Check every line of the entries that follow, and copy the ones containing "icon".
* * * * *
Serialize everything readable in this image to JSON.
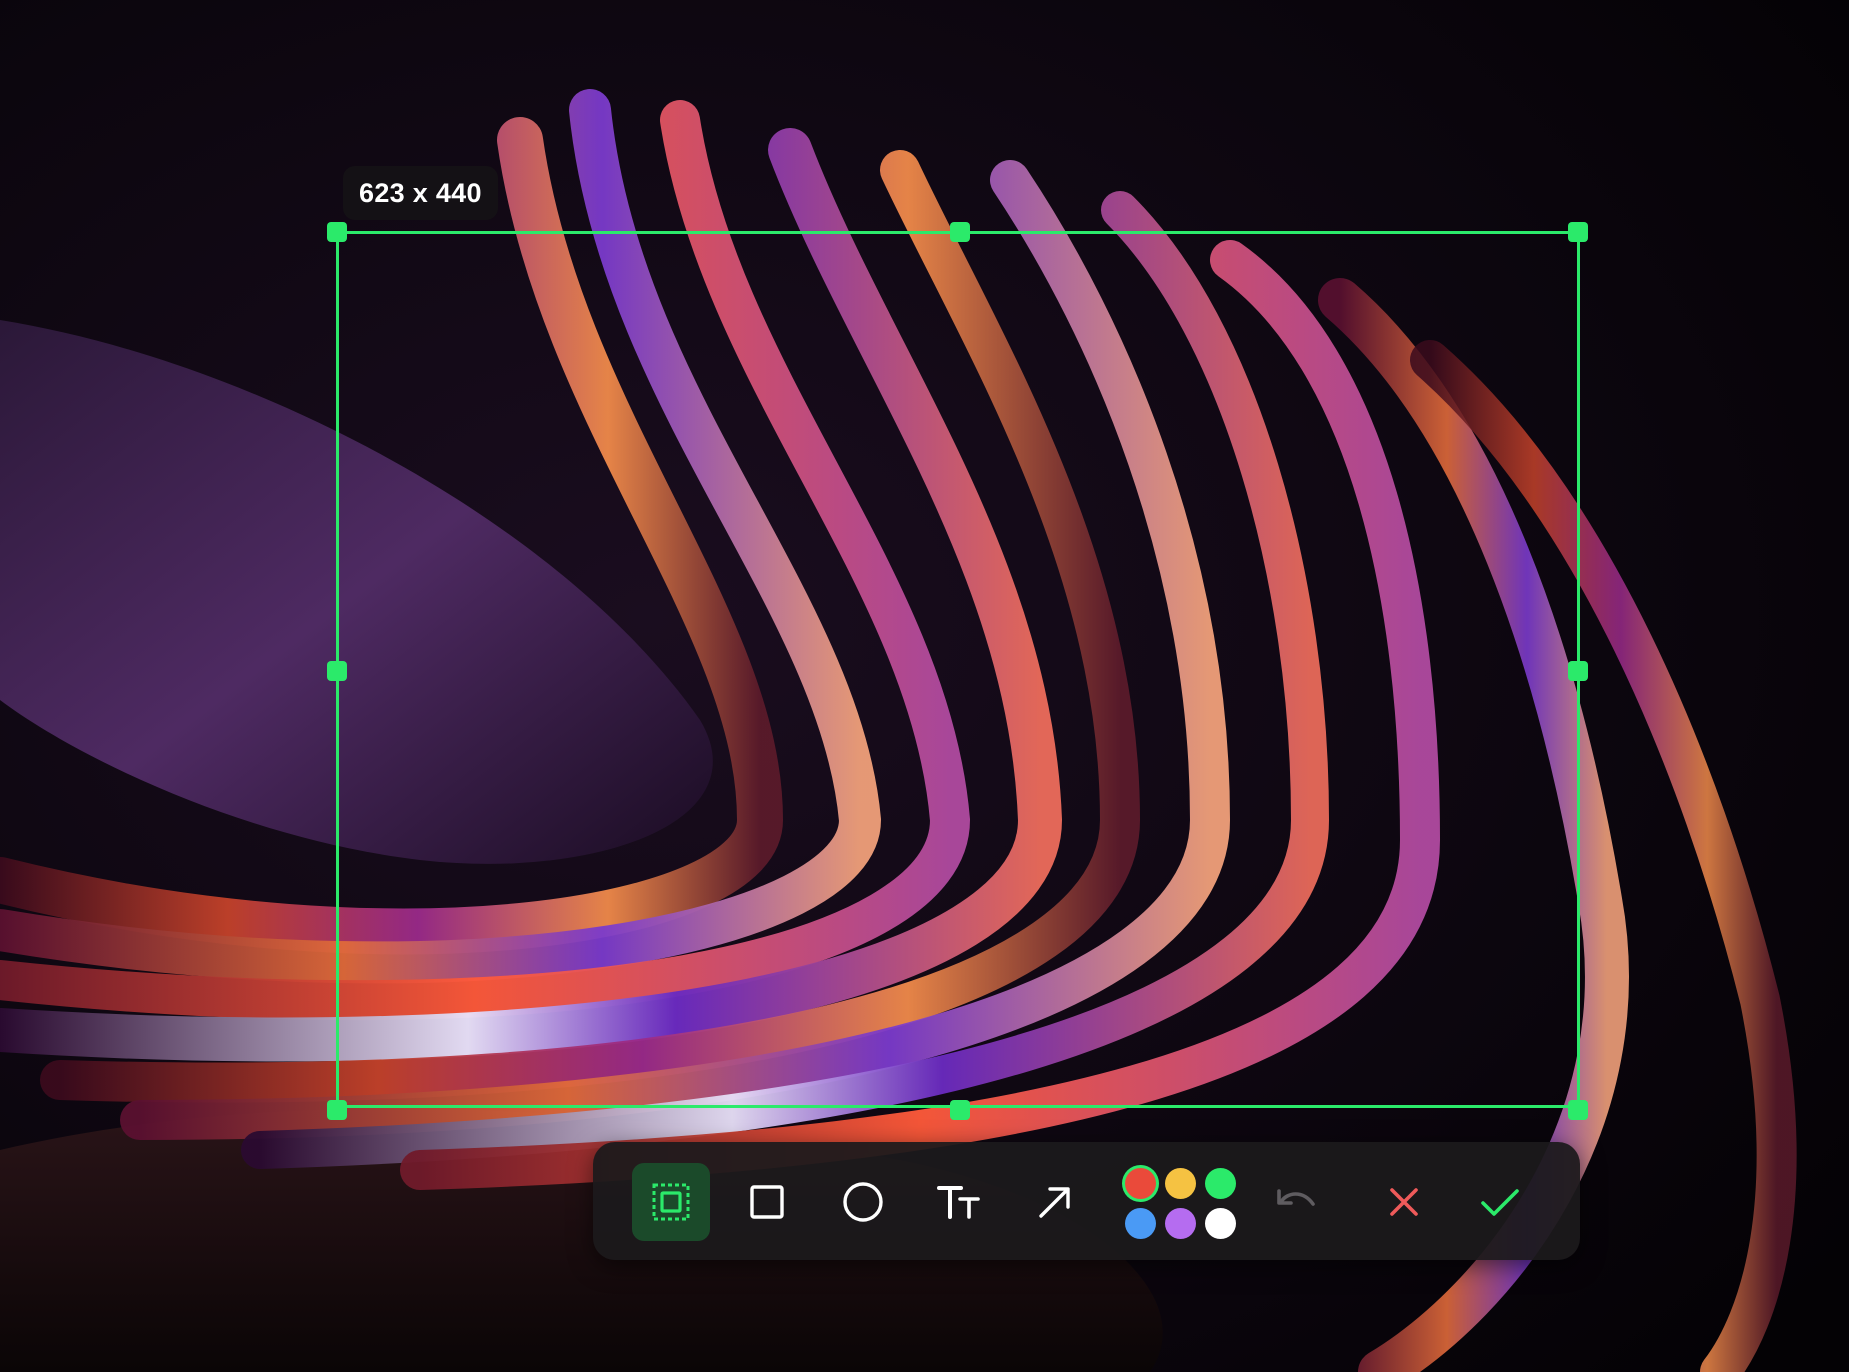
{
  "selection": {
    "size_label": "623 x 440",
    "border_color": "#2bea6a"
  },
  "toolbar": {
    "tools": [
      {
        "name": "select-region",
        "icon": "select-region-icon",
        "active": true
      },
      {
        "name": "rectangle",
        "icon": "rectangle-icon",
        "active": false
      },
      {
        "name": "ellipse",
        "icon": "circle-icon",
        "active": false
      },
      {
        "name": "text",
        "icon": "text-icon",
        "active": false
      },
      {
        "name": "arrow",
        "icon": "arrow-icon",
        "active": false
      }
    ],
    "colors": [
      {
        "name": "red",
        "hex": "#ea4a3a",
        "selected": true
      },
      {
        "name": "yellow",
        "hex": "#f5c242",
        "selected": false
      },
      {
        "name": "green",
        "hex": "#2bea6a",
        "selected": false
      },
      {
        "name": "blue",
        "hex": "#4a9af5",
        "selected": false
      },
      {
        "name": "purple",
        "hex": "#b56cf0",
        "selected": false
      },
      {
        "name": "white",
        "hex": "#ffffff",
        "selected": false
      }
    ],
    "actions": [
      {
        "name": "undo",
        "icon": "undo-icon",
        "enabled": false
      },
      {
        "name": "cancel",
        "icon": "close-icon",
        "color": "#ef5a5a"
      },
      {
        "name": "confirm",
        "icon": "check-icon",
        "color": "#2bea6a"
      }
    ]
  }
}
* * * * *
- _Response for this exercise_:
        "icon": "select-region-icon",
        "icon": "rectangle-icon",
        "icon": "circle-icon",
        "icon": "text-icon",
        "icon": "arrow-icon",
        "icon": "undo-icon",
        "icon": "close-icon",
        "icon": "check-icon",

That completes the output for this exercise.